%%
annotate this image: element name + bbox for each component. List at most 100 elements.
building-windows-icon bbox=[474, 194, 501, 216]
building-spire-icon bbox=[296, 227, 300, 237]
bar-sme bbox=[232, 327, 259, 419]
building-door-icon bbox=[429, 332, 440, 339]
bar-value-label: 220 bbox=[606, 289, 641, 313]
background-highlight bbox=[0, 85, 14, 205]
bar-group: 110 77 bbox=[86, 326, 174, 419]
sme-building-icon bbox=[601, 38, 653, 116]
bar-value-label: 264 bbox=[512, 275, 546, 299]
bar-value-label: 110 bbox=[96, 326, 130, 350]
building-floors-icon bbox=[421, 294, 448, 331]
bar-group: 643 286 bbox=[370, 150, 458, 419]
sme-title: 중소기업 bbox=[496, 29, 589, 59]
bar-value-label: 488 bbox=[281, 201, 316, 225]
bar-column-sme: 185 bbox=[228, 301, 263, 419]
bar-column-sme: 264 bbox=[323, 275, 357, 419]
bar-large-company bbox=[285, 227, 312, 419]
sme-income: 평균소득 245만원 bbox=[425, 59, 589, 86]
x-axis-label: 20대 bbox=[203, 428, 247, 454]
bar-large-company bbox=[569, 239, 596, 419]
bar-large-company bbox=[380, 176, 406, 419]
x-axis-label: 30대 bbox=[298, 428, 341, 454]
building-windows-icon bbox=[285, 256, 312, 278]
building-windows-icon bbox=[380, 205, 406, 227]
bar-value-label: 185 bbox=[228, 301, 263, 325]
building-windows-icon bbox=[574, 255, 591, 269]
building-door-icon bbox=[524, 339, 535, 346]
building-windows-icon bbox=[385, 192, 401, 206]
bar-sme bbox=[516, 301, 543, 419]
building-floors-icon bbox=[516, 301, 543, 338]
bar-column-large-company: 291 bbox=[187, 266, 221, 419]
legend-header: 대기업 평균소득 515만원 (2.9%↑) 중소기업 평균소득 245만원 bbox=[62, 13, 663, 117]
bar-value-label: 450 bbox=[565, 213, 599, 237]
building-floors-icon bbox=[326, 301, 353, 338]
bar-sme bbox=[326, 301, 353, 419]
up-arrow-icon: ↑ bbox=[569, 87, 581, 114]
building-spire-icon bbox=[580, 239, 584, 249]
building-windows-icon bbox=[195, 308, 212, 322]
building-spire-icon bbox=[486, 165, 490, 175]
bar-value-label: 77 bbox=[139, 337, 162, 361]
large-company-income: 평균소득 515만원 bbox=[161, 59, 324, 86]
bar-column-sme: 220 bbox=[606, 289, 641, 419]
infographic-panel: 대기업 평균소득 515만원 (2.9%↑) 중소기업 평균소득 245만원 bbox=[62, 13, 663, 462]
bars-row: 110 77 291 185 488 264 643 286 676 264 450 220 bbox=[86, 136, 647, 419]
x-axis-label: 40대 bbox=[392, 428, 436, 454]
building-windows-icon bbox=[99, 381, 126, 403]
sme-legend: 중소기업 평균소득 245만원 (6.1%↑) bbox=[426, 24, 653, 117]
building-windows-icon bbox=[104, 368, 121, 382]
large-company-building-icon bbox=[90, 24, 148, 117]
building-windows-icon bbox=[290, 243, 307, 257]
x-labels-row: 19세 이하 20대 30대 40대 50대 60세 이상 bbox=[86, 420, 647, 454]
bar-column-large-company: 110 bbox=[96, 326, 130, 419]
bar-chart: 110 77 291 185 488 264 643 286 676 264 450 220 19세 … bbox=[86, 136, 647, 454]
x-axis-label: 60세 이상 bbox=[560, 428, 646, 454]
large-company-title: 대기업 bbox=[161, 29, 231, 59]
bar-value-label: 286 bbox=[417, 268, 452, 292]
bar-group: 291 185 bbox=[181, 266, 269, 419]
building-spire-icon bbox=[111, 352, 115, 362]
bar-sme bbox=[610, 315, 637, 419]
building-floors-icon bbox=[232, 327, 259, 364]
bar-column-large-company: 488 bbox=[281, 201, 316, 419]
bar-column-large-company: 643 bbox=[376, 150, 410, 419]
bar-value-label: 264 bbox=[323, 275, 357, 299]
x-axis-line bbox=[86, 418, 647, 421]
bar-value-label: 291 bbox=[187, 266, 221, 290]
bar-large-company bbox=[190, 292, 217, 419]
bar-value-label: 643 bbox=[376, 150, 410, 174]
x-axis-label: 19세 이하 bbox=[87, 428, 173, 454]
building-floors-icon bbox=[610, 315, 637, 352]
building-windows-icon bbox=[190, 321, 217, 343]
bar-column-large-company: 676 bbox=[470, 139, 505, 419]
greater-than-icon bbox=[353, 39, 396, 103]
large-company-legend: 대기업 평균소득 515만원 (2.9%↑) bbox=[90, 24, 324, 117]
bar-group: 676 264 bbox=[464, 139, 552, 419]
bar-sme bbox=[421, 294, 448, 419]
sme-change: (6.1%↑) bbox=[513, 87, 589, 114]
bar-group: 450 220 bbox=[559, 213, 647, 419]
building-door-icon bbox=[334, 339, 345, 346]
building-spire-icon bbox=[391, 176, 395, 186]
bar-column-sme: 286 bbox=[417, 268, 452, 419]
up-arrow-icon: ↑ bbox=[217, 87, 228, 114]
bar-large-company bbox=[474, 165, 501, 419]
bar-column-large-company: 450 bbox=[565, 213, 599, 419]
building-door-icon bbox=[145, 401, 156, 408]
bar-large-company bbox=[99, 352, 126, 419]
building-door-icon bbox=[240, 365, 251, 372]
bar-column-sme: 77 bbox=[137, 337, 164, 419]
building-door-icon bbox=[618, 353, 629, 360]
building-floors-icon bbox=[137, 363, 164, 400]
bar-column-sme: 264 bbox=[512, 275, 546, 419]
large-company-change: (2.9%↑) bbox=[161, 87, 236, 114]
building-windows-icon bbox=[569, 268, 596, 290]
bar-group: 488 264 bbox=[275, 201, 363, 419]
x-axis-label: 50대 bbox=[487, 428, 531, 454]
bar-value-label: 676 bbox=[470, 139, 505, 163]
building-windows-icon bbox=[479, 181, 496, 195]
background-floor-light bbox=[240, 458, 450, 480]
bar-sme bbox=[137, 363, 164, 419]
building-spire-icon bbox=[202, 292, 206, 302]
%%
- PROBLEM STATEMENT
Reproduce all the records above, replacing each "building-door-icon" with "entrance-icon" and leaving everything else unchanged.

- PROBLEM SOLUTION
annotate this image: element name + bbox for each component. List at most 100 elements.
building-windows-icon bbox=[474, 194, 501, 216]
building-spire-icon bbox=[296, 227, 300, 237]
bar-sme bbox=[232, 327, 259, 419]
entrance-icon bbox=[429, 332, 440, 339]
bar-value-label: 220 bbox=[606, 289, 641, 313]
background-highlight bbox=[0, 85, 14, 205]
bar-group: 110 77 bbox=[86, 326, 174, 419]
sme-building-icon bbox=[601, 38, 653, 116]
bar-value-label: 264 bbox=[512, 275, 546, 299]
bar-value-label: 110 bbox=[96, 326, 130, 350]
building-floors-icon bbox=[421, 294, 448, 331]
bar-group: 643 286 bbox=[370, 150, 458, 419]
sme-title: 중소기업 bbox=[496, 29, 589, 59]
bar-value-label: 488 bbox=[281, 201, 316, 225]
bar-column-sme: 185 bbox=[228, 301, 263, 419]
bar-column-sme: 264 bbox=[323, 275, 357, 419]
bar-large-company bbox=[285, 227, 312, 419]
sme-income: 평균소득 245만원 bbox=[425, 59, 589, 86]
x-axis-label: 20대 bbox=[203, 428, 247, 454]
bar-large-company bbox=[569, 239, 596, 419]
bar-large-company bbox=[380, 176, 406, 419]
x-axis-label: 30대 bbox=[298, 428, 341, 454]
building-windows-icon bbox=[285, 256, 312, 278]
building-windows-icon bbox=[380, 205, 406, 227]
bar-value-label: 185 bbox=[228, 301, 263, 325]
building-windows-icon bbox=[574, 255, 591, 269]
entrance-icon bbox=[524, 339, 535, 346]
building-windows-icon bbox=[385, 192, 401, 206]
bar-sme bbox=[516, 301, 543, 419]
building-floors-icon bbox=[516, 301, 543, 338]
bar-column-large-company: 291 bbox=[187, 266, 221, 419]
legend-header: 대기업 평균소득 515만원 (2.9%↑) 중소기업 평균소득 245만원 bbox=[62, 13, 663, 117]
bar-value-label: 450 bbox=[565, 213, 599, 237]
building-floors-icon bbox=[326, 301, 353, 338]
bar-sme bbox=[326, 301, 353, 419]
up-arrow-icon: ↑ bbox=[569, 87, 581, 114]
building-spire-icon bbox=[580, 239, 584, 249]
building-windows-icon bbox=[195, 308, 212, 322]
building-spire-icon bbox=[486, 165, 490, 175]
bar-value-label: 77 bbox=[139, 337, 162, 361]
large-company-income: 평균소득 515만원 bbox=[161, 59, 324, 86]
bar-column-sme: 220 bbox=[606, 289, 641, 419]
infographic-panel: 대기업 평균소득 515만원 (2.9%↑) 중소기업 평균소득 245만원 bbox=[62, 13, 663, 462]
bars-row: 110 77 291 185 488 264 643 286 676 264 450 220 bbox=[86, 136, 647, 419]
x-axis-label: 40대 bbox=[392, 428, 436, 454]
building-windows-icon bbox=[99, 381, 126, 403]
sme-legend: 중소기업 평균소득 245만원 (6.1%↑) bbox=[426, 24, 653, 117]
building-windows-icon bbox=[104, 368, 121, 382]
large-company-building-icon bbox=[90, 24, 148, 117]
building-windows-icon bbox=[290, 243, 307, 257]
x-labels-row: 19세 이하 20대 30대 40대 50대 60세 이상 bbox=[86, 420, 647, 454]
bar-column-large-company: 110 bbox=[96, 326, 130, 419]
bar-chart: 110 77 291 185 488 264 643 286 676 264 450 220 19세 … bbox=[86, 136, 647, 454]
x-axis-label: 60세 이상 bbox=[560, 428, 646, 454]
large-company-title: 대기업 bbox=[161, 29, 231, 59]
bar-value-label: 286 bbox=[417, 268, 452, 292]
bar-group: 291 185 bbox=[181, 266, 269, 419]
building-spire-icon bbox=[111, 352, 115, 362]
bar-sme bbox=[610, 315, 637, 419]
building-floors-icon bbox=[232, 327, 259, 364]
bar-column-large-company: 488 bbox=[281, 201, 316, 419]
bar-column-large-company: 643 bbox=[376, 150, 410, 419]
bar-value-label: 264 bbox=[323, 275, 357, 299]
x-axis-line bbox=[86, 418, 647, 421]
bar-value-label: 291 bbox=[187, 266, 221, 290]
bar-large-company bbox=[190, 292, 217, 419]
bar-value-label: 643 bbox=[376, 150, 410, 174]
x-axis-label: 19세 이하 bbox=[87, 428, 173, 454]
building-floors-icon bbox=[610, 315, 637, 352]
building-windows-icon bbox=[190, 321, 217, 343]
bar-column-large-company: 676 bbox=[470, 139, 505, 419]
greater-than-icon bbox=[353, 39, 396, 103]
large-company-legend: 대기업 평균소득 515만원 (2.9%↑) bbox=[90, 24, 324, 117]
bar-group: 676 264 bbox=[464, 139, 552, 419]
bar-sme bbox=[421, 294, 448, 419]
sme-change: (6.1%↑) bbox=[513, 87, 589, 114]
bar-group: 450 220 bbox=[559, 213, 647, 419]
entrance-icon bbox=[334, 339, 345, 346]
building-spire-icon bbox=[391, 176, 395, 186]
bar-column-sme: 286 bbox=[417, 268, 452, 419]
up-arrow-icon: ↑ bbox=[217, 87, 228, 114]
bar-large-company bbox=[474, 165, 501, 419]
bar-column-large-company: 450 bbox=[565, 213, 599, 419]
entrance-icon bbox=[145, 401, 156, 408]
bar-large-company bbox=[99, 352, 126, 419]
entrance-icon bbox=[240, 365, 251, 372]
bar-column-sme: 77 bbox=[137, 337, 164, 419]
entrance-icon bbox=[618, 353, 629, 360]
building-floors-icon bbox=[137, 363, 164, 400]
bar-column-sme: 264 bbox=[512, 275, 546, 419]
large-company-change: (2.9%↑) bbox=[161, 87, 236, 114]
building-windows-icon bbox=[569, 268, 596, 290]
bar-group: 488 264 bbox=[275, 201, 363, 419]
x-axis-label: 50대 bbox=[487, 428, 531, 454]
bar-value-label: 676 bbox=[470, 139, 505, 163]
building-windows-icon bbox=[479, 181, 496, 195]
background-floor-light bbox=[240, 458, 450, 480]
bar-sme bbox=[137, 363, 164, 419]
building-spire-icon bbox=[202, 292, 206, 302]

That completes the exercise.